> [Task statement] Copy the data that follows exactly. Include no pictures.

Dataset entries:
● ● ● ●
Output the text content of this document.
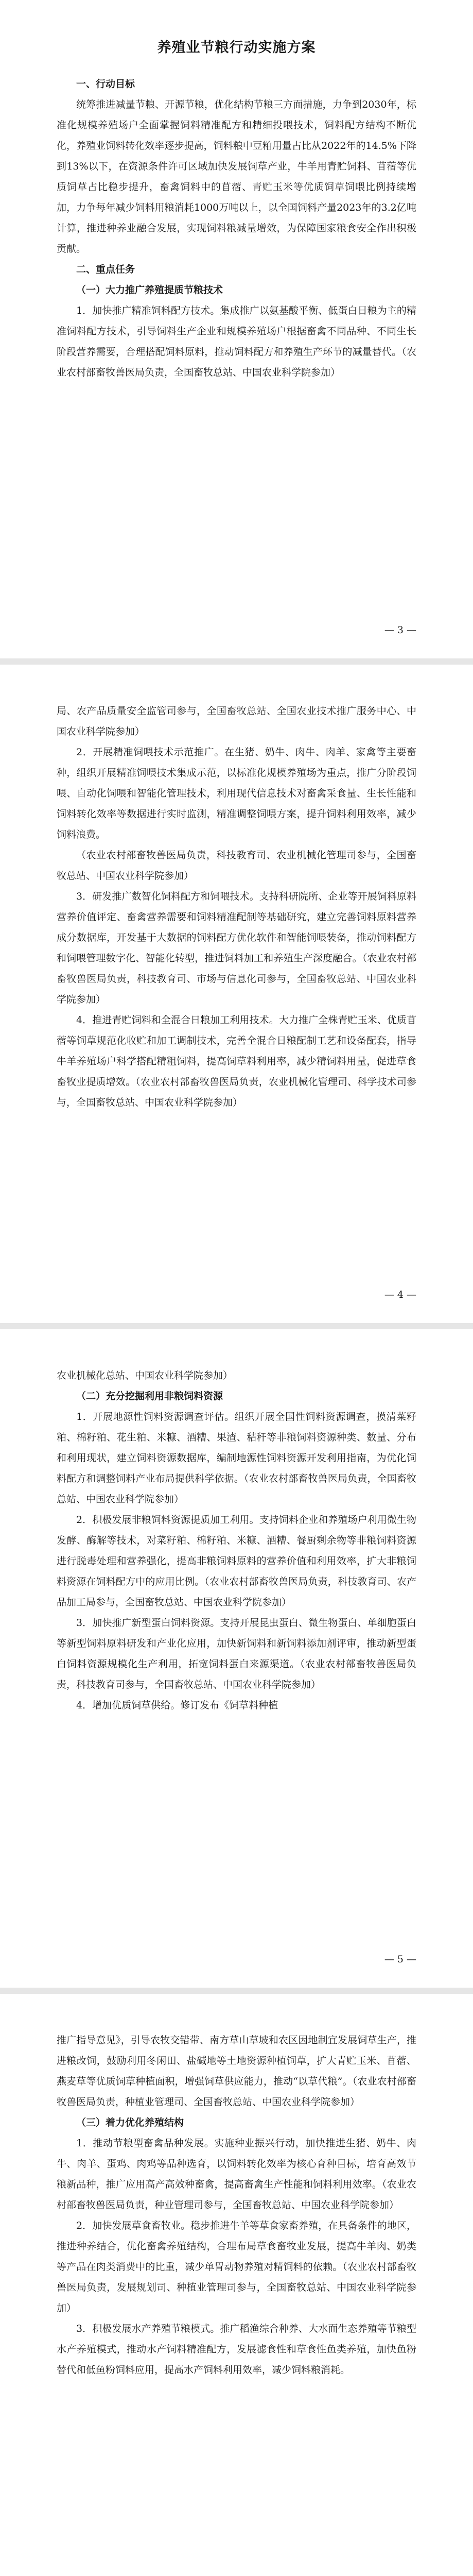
养殖业节粮行动实施方案

一、行动目标

统筹推进减量节粮、开源节粮，优化结构节粮三方面措施，力争到2030年，标准化规模养殖场户全面掌握饲料精准配方和精细投喂技术，饲料配方结构不断优化，养殖业饲料转化效率逐步提高，饲料粮中豆粕用量占比从2022年的14.5%下降到13%以下，在资源条件许可区域加快发展饲草产业，牛羊用青贮饲料、苜蓿等优质饲草占比稳步提升，畜禽饲料中的苜蓿、青贮玉米等优质饲草饲喂比例持续增加，力争每年减少饲料用粮消耗1000万吨以上，以全国饲料产量2023年的3.2亿吨计算，推进种养业融合发展，实现饲料粮减量增效，为保障国家粮食安全作出积极贡献。

二、重点任务

（一）大力推广养殖提质节粮技术

1．加快推广精准饲料配方技术。集成推广以氨基酸平衡、低蛋白日粮为主的精准饲料配方技术，引导饲料生产企业和规模养殖场户根据畜禽不同品种、不同生长阶段营养需要，合理搭配饲料原料，推动饲料配方和养殖生产环节的减量替代。（农业农村部畜牧兽医局负责，全国畜牧总站、中国农业科学院参加）

— 3 —

局、农产品质量安全监管司参与，全国畜牧总站、全国农业技术推广服务中心、中国农业科学院参加）

2．开展精准饲喂技术示范推广。在生猪、奶牛、肉牛、肉羊、家禽等主要畜种，组织开展精准饲喂技术集成示范，以标准化规模养殖场为重点，推广分阶段饲喂、自动化饲喂和智能化管理技术，利用现代信息技术对畜禽采食量、生长性能和饲料转化效率等数据进行实时监测，精准调整饲喂方案，提升饲料利用效率，减少饲料浪费。

（农业农村部畜牧兽医局负责，科技教育司、农业机械化管理司参与，全国畜牧总站、中国农业科学院参加）

3．研发推广数智化饲料配方和饲喂技术。支持科研院所、企业等开展饲料原料营养价值评定、畜禽营养需要和饲料精准配制等基础研究，建立完善饲料原料营养成分数据库，开发基于大数据的饲料配方优化软件和智能饲喂装备，推动饲料配方和饲喂管理数字化、智能化转型，推进饲料加工和养殖生产深度融合。（农业农村部畜牧兽医局负责，科技教育司、市场与信息化司参与，全国畜牧总站、中国农业科学院参加）

4．推进青贮饲料和全混合日粮加工利用技术。大力推广全株青贮玉米、优质苜蓿等饲草规范化收贮和加工调制技术，完善全混合日粮配制工艺和设备配套，指导牛羊养殖场户科学搭配精粗饲料，提高饲草料利用率，减少精饲料用量，促进草食畜牧业提质增效。（农业农村部畜牧兽医局负责，农业机械化管理司、科学技术司参与，全国畜牧总站、中国农业科学院参加）

— 4 —

农业机械化总站、中国农业科学院参加）

（二）充分挖掘利用非粮饲料资源

1．开展地源性饲料资源调查评估。组织开展全国性饲料资源调查，摸清菜籽粕、棉籽粕、花生粕、米糠、酒糟、果渣、秸秆等非粮饲料资源种类、数量、分布和利用现状，建立饲料资源数据库，编制地源性饲料资源开发利用指南，为优化饲料配方和调整饲料产业布局提供科学依据。（农业农村部畜牧兽医局负责，全国畜牧总站、中国农业科学院参加）

2．积极发展非粮饲料资源提质加工利用。支持饲料企业和养殖场户利用微生物发酵、酶解等技术，对菜籽粕、棉籽粕、米糠、酒糟、餐厨剩余物等非粮饲料资源进行脱毒处理和营养强化，提高非粮饲料原料的营养价值和利用效率，扩大非粮饲料资源在饲料配方中的应用比例。（农业农村部畜牧兽医局负责，科技教育司、农产品加工局参与，全国畜牧总站、中国农业科学院参加）

3．加快推广新型蛋白饲料资源。支持开展昆虫蛋白、微生物蛋白、单细胞蛋白等新型饲料原料研发和产业化应用，加快新饲料和新饲料添加剂评审，推动新型蛋白饲料资源规模化生产利用，拓宽饲料蛋白来源渠道。（农业农村部畜牧兽医局负责，科技教育司参与，全国畜牧总站、中国农业科学院参加）

4．增加优质饲草供给。修订发布《饲草料种植

— 5 —

推广指导意见》，引导农牧交错带、南方草山草坡和农区因地制宜发展饲草生产，推进粮改饲，鼓励利用冬闲田、盐碱地等土地资源种植饲草，扩大青贮玉米、苜蓿、燕麦草等优质饲草种植面积，增强饲草供应能力，推动“以草代粮”。（农业农村部畜牧兽医局负责，种植业管理司、全国畜牧总站、中国农业科学院参加）

（三）着力优化养殖结构

1．推动节粮型畜禽品种发展。实施种业振兴行动，加快推进生猪、奶牛、肉牛、肉羊、蛋鸡、肉鸡等品种选育，以饲料转化效率为核心育种目标，培育高效节粮新品种，推广应用高产高效种畜禽，提高畜禽生产性能和饲料利用效率。（农业农村部畜牧兽医局负责，种业管理司参与，全国畜牧总站、中国农业科学院参加）

2．加快发展草食畜牧业。稳步推进牛羊等草食家畜养殖，在具备条件的地区，推进种养结合，优化畜禽养殖结构，合理布局草食畜牧业发展，提高牛羊肉、奶类等产品在肉类消费中的比重，减少单胃动物养殖对精饲料的依赖。（农业农村部畜牧兽医局负责，发展规划司、种植业管理司参与，全国畜牧总站、中国农业科学院参加）

3．积极发展水产养殖节粮模式。推广稻渔综合种养、大水面生态养殖等节粮型水产养殖模式，推动水产饲料精准配方，发展滤食性和草食性鱼类养殖，加快鱼粉替代和低鱼粉饲料应用，提高水产饲料利用效率，减少饲料粮消耗。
● ● ● ●
> [Reply to the task]
Output the text content of this document.
养殖业节粮行动实施方案

一、行动目标

统筹推进减量节粮、开源节粮，优化结构节粮三方面措施，力争到2030年，标准化规模养殖场户全面掌握饲料精准配方和精细投喂技术，饲料配方结构不断优化，养殖业饲料转化效率逐步提高，饲料粮中豆粕用量占比从2022年的14.5%下降到13%以下，在资源条件许可区域加快发展饲草产业，牛羊用青贮饲料、苜蓿等优质饲草占比稳步提升，畜禽饲料中的苜蓿、青贮玉米等优质饲草饲喂比例持续增加，力争每年减少饲料用粮消耗1000万吨以上，以全国饲料产量2023年的3.2亿吨计算，推进种养业融合发展，实现饲料粮减量增效，为保障国家粮食安全作出积极贡献。

二、重点任务

（一）大力推广养殖提质节粮技术

1．加快推广精准饲料配方技术。集成推广以氨基酸平衡、低蛋白日粮为主的精准饲料配方技术，引导饲料生产企业和规模养殖场户根据畜禽不同品种、不同生长阶段营养需要，合理搭配饲料原料，推动饲料配方和养殖生产环节的减量替代。（农业农村部畜牧兽医局负责，全国畜牧总站、中国农业科学院参加）

— 3 —

局、农产品质量安全监管司参与，全国畜牧总站、全国农业技术推广服务中心、中国农业科学院参加）

2．开展精准饲喂技术示范推广。在生猪、奶牛、肉牛、肉羊、家禽等主要畜种，组织开展精准饲喂技术集成示范，以标准化规模养殖场为重点，推广分阶段饲喂、自动化饲喂和智能化管理技术，利用现代信息技术对畜禽采食量、生长性能和饲料转化效率等数据进行实时监测，精准调整饲喂方案，提升饲料利用效率，减少饲料浪费。

（农业农村部畜牧兽医局负责，科技教育司、农业机械化管理司参与，全国畜牧总站、中国农业科学院参加）

3．研发推广数智化饲料配方和饲喂技术。支持科研院所、企业等开展饲料原料营养价值评定、畜禽营养需要和饲料精准配制等基础研究，建立完善饲料原料营养成分数据库，开发基于大数据的饲料配方优化软件和智能饲喂装备，推动饲料配方和饲喂管理数字化、智能化转型，推进饲料加工和养殖生产深度融合。（农业农村部畜牧兽医局负责，科技教育司、市场与信息化司参与，全国畜牧总站、中国农业科学院参加）

4．推进青贮饲料和全混合日粮加工利用技术。大力推广全株青贮玉米、优质苜蓿等饲草规范化收贮和加工调制技术，完善全混合日粮配制工艺和设备配套，指导牛羊养殖场户科学搭配精粗饲料，提高饲草料利用率，减少精饲料用量，促进草食畜牧业提质增效。（农业农村部畜牧兽医局负责，农业机械化管理司、科学技术司参与，全国畜牧总站、中国农业科学院参加）

— 4 —

农业机械化总站、中国农业科学院参加）

（二）充分挖掘利用非粮饲料资源

1．开展地源性饲料资源调查评估。组织开展全国性饲料资源调查，摸清菜籽粕、棉籽粕、花生粕、米糠、酒糟、果渣、秸秆等非粮饲料资源种类、数量、分布和利用现状，建立饲料资源数据库，编制地源性饲料资源开发利用指南，为优化饲料配方和调整饲料产业布局提供科学依据。（农业农村部畜牧兽医局负责，全国畜牧总站、中国农业科学院参加）

2．积极发展非粮饲料资源提质加工利用。支持饲料企业和养殖场户利用微生物发酵、酶解等技术，对菜籽粕、棉籽粕、米糠、酒糟、餐厨剩余物等非粮饲料资源进行脱毒处理和营养强化，提高非粮饲料原料的营养价值和利用效率，扩大非粮饲料资源在饲料配方中的应用比例。（农业农村部畜牧兽医局负责，科技教育司、农产品加工局参与，全国畜牧总站、中国农业科学院参加）

3．加快推广新型蛋白饲料资源。支持开展昆虫蛋白、微生物蛋白、单细胞蛋白等新型饲料原料研发和产业化应用，加快新饲料和新饲料添加剂评审，推动新型蛋白饲料资源规模化生产利用，拓宽饲料蛋白来源渠道。（农业农村部畜牧兽医局负责，科技教育司参与，全国畜牧总站、中国农业科学院参加）

4．增加优质饲草供给。修订发布《饲草料种植

— 5 —

推广指导意见》，引导农牧交错带、南方草山草坡和农区因地制宜发展饲草生产，推进粮改饲，鼓励利用冬闲田、盐碱地等土地资源种植饲草，扩大青贮玉米、苜蓿、燕麦草等优质饲草种植面积，增强饲草供应能力，推动“以草代粮”。（农业农村部畜牧兽医局负责，种植业管理司、全国畜牧总站、中国农业科学院参加）

（三）着力优化养殖结构

1．推动节粮型畜禽品种发展。实施种业振兴行动，加快推进生猪、奶牛、肉牛、肉羊、蛋鸡、肉鸡等品种选育，以饲料转化效率为核心育种目标，培育高效节粮新品种，推广应用高产高效种畜禽，提高畜禽生产性能和饲料利用效率。（农业农村部畜牧兽医局负责，种业管理司参与，全国畜牧总站、中国农业科学院参加）

2．加快发展草食畜牧业。稳步推进牛羊等草食家畜养殖，在具备条件的地区，推进种养结合，优化畜禽养殖结构，合理布局草食畜牧业发展，提高牛羊肉、奶类等产品在肉类消费中的比重，减少单胃动物养殖对精饲料的依赖。（农业农村部畜牧兽医局负责，发展规划司、种植业管理司参与，全国畜牧总站、中国农业科学院参加）

3．积极发展水产养殖节粮模式。推广稻渔综合种养、大水面生态养殖等节粮型水产养殖模式，推动水产饲料精准配方，发展滤食性和草食性鱼类养殖，加快鱼粉替代和低鱼粉饲料应用，提高水产饲料利用效率，减少饲料粮消耗。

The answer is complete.